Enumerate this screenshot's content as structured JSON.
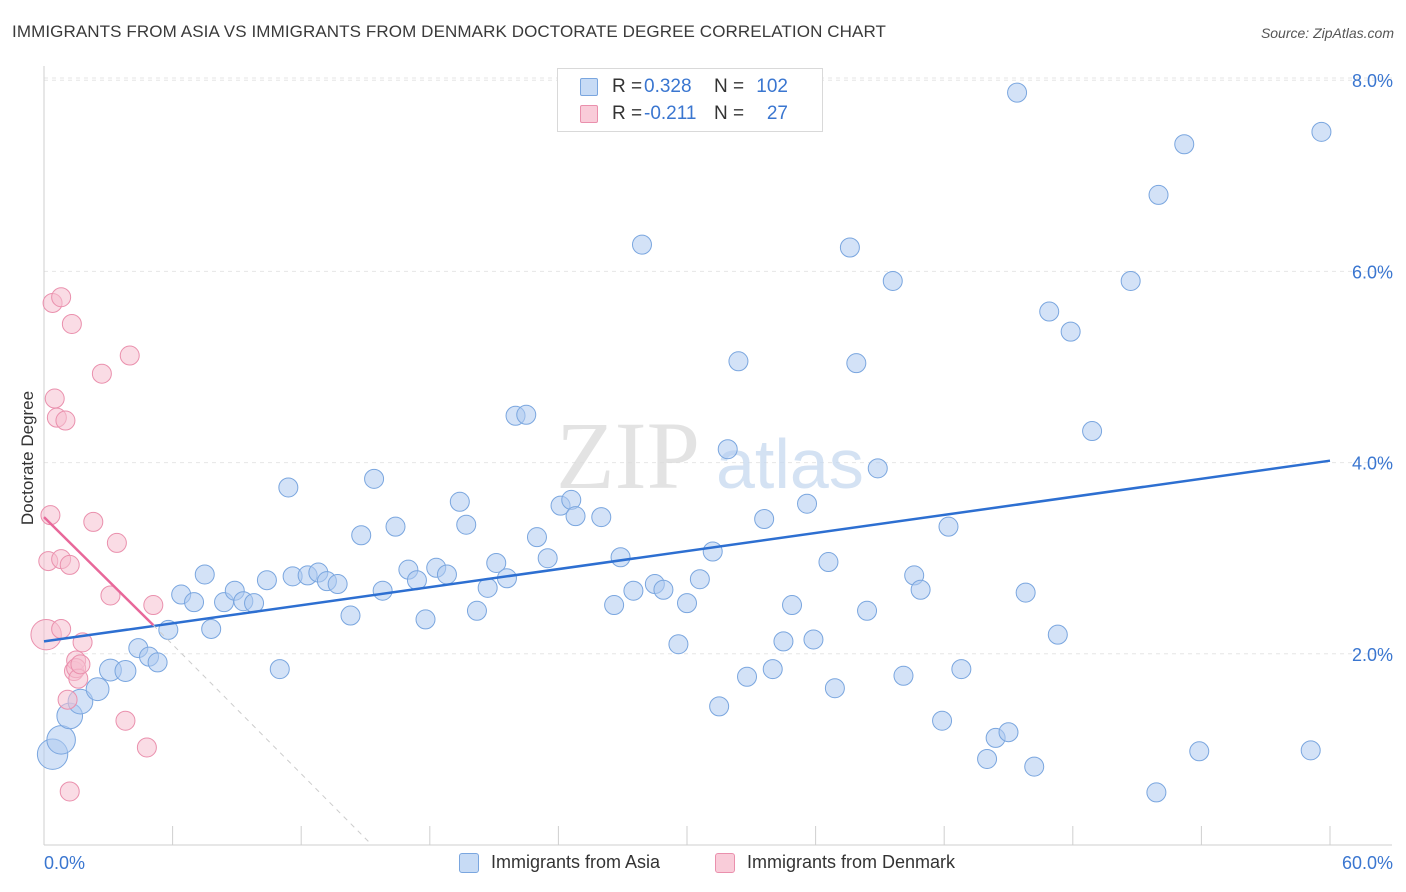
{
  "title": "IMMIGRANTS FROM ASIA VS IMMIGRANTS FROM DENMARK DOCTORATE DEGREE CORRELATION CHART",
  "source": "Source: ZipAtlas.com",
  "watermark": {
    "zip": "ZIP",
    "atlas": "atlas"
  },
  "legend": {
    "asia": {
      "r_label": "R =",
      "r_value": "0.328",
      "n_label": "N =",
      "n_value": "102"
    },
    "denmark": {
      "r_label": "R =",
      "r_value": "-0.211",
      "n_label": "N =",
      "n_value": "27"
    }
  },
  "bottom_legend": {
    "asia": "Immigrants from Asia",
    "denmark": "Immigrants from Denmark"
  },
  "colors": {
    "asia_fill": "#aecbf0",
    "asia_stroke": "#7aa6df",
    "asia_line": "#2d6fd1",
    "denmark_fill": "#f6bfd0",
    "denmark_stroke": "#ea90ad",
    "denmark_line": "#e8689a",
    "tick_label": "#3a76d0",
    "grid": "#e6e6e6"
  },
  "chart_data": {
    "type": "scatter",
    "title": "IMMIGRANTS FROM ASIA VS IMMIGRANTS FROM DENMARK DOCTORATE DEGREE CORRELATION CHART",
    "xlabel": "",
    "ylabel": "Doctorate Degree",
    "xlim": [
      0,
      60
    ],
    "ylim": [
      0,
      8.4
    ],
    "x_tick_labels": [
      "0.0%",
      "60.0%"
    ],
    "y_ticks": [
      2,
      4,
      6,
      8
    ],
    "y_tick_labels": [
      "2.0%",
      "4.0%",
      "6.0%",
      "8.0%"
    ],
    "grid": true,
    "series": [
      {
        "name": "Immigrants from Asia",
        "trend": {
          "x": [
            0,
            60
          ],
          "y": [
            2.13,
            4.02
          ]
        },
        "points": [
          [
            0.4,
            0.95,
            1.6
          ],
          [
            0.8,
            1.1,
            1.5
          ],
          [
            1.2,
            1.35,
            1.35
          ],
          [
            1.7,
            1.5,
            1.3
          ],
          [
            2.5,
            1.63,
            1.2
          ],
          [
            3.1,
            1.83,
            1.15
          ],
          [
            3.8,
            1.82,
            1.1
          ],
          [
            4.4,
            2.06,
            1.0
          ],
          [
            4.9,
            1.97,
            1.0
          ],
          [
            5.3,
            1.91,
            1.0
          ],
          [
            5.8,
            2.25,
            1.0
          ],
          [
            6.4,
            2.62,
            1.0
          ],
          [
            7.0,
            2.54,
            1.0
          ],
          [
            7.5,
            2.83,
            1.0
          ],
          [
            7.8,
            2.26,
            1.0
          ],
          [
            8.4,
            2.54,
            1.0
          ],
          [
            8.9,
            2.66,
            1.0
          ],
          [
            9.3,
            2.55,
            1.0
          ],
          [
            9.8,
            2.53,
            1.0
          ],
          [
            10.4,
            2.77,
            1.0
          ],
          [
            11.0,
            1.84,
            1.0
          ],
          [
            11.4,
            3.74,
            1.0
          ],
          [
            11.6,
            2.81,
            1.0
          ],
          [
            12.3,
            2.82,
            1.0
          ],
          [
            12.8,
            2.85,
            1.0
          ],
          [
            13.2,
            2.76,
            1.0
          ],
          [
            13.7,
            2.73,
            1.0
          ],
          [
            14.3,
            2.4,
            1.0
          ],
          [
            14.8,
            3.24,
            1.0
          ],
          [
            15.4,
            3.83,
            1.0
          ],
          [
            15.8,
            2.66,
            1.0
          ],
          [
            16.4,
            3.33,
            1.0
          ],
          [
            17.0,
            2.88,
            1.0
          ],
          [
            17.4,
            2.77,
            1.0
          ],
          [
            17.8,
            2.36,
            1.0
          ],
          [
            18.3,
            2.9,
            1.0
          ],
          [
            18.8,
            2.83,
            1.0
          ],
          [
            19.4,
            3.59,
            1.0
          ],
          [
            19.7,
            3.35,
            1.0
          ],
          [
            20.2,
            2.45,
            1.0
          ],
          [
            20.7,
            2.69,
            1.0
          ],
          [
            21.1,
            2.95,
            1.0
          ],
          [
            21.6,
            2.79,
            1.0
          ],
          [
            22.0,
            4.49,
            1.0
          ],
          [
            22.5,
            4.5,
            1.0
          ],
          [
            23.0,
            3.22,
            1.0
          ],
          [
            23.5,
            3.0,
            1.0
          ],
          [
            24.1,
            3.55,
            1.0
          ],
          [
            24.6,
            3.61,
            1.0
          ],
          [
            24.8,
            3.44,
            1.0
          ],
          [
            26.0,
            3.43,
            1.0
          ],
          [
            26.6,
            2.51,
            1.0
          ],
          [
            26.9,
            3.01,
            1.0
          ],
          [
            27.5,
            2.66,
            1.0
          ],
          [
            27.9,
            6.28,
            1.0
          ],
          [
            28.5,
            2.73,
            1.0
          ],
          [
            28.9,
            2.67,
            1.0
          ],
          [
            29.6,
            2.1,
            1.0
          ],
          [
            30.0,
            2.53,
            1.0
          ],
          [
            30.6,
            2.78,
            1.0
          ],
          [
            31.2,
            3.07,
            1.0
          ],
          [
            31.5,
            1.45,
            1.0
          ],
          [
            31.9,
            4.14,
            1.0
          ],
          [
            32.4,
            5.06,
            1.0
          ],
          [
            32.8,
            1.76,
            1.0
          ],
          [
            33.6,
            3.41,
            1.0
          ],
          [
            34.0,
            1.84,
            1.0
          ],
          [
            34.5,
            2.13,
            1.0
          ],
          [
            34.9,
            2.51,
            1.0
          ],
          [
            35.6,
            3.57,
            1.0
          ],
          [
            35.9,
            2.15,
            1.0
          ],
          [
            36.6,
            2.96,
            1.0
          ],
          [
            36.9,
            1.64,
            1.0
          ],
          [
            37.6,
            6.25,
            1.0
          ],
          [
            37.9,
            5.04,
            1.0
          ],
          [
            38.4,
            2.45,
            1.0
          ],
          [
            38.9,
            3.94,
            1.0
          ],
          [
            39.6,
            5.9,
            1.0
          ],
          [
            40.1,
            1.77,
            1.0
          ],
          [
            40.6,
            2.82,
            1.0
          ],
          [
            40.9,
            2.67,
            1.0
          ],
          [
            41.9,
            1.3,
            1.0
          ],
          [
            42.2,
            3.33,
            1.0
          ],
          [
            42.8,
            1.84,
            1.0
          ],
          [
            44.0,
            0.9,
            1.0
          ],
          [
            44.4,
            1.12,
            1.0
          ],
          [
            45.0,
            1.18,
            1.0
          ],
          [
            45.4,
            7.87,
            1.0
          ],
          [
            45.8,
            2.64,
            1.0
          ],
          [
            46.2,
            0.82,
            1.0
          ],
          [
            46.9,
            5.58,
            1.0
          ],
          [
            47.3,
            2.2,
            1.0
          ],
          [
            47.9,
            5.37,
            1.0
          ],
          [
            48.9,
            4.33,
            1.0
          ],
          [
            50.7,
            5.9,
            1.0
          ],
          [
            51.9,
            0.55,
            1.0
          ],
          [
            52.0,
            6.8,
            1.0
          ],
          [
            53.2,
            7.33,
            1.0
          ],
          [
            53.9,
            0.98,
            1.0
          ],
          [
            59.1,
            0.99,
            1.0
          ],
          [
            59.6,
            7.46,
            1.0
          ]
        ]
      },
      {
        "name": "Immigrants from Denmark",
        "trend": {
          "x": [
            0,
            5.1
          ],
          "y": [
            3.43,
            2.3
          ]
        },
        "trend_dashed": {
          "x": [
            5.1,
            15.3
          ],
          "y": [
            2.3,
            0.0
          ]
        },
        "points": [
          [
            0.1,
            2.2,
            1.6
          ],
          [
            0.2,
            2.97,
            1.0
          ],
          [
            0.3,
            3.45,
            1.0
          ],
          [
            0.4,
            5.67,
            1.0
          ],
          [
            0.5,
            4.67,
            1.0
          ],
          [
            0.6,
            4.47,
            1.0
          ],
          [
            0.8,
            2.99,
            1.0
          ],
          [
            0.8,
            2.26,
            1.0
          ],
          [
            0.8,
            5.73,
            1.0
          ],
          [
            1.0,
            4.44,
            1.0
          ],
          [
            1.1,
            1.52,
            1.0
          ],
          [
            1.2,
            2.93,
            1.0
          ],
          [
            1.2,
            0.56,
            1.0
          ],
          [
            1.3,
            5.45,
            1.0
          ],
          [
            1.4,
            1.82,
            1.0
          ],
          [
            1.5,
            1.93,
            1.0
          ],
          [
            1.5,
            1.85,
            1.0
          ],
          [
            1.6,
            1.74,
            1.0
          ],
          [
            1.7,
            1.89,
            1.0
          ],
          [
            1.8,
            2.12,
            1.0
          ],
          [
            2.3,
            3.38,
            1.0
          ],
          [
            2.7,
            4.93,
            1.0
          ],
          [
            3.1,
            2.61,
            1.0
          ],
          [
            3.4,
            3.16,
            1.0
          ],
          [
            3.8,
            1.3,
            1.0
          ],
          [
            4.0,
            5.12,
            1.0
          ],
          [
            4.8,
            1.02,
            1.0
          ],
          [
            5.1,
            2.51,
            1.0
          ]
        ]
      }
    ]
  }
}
==
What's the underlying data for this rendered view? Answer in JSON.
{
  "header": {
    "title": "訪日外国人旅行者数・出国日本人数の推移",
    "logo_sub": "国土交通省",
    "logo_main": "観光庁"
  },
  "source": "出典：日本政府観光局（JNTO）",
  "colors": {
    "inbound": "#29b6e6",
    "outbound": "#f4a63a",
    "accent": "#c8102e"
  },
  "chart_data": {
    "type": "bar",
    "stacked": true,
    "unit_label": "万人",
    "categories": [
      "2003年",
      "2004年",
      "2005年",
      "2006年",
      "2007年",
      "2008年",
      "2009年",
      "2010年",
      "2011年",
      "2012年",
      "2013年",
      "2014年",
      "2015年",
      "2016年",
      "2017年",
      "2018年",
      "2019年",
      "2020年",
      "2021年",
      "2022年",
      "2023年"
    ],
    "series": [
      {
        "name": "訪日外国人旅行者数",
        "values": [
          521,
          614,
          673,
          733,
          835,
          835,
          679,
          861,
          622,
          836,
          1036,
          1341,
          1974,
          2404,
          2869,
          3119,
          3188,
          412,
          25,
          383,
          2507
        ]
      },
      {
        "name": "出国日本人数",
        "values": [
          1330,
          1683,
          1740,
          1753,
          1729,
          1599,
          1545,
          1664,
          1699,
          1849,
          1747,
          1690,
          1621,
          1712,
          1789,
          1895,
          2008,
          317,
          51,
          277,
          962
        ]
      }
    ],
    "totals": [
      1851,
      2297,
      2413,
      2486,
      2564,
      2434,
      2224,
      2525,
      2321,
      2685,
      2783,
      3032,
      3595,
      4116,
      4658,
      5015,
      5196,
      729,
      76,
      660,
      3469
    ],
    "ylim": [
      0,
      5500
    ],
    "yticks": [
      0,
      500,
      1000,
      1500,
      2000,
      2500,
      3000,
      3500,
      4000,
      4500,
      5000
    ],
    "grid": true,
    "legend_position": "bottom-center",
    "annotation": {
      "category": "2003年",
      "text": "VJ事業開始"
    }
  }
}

## [Task goal]
Report how many lines in the listing above include the word "JSON". Give nothing but the number.

## [Written response]
2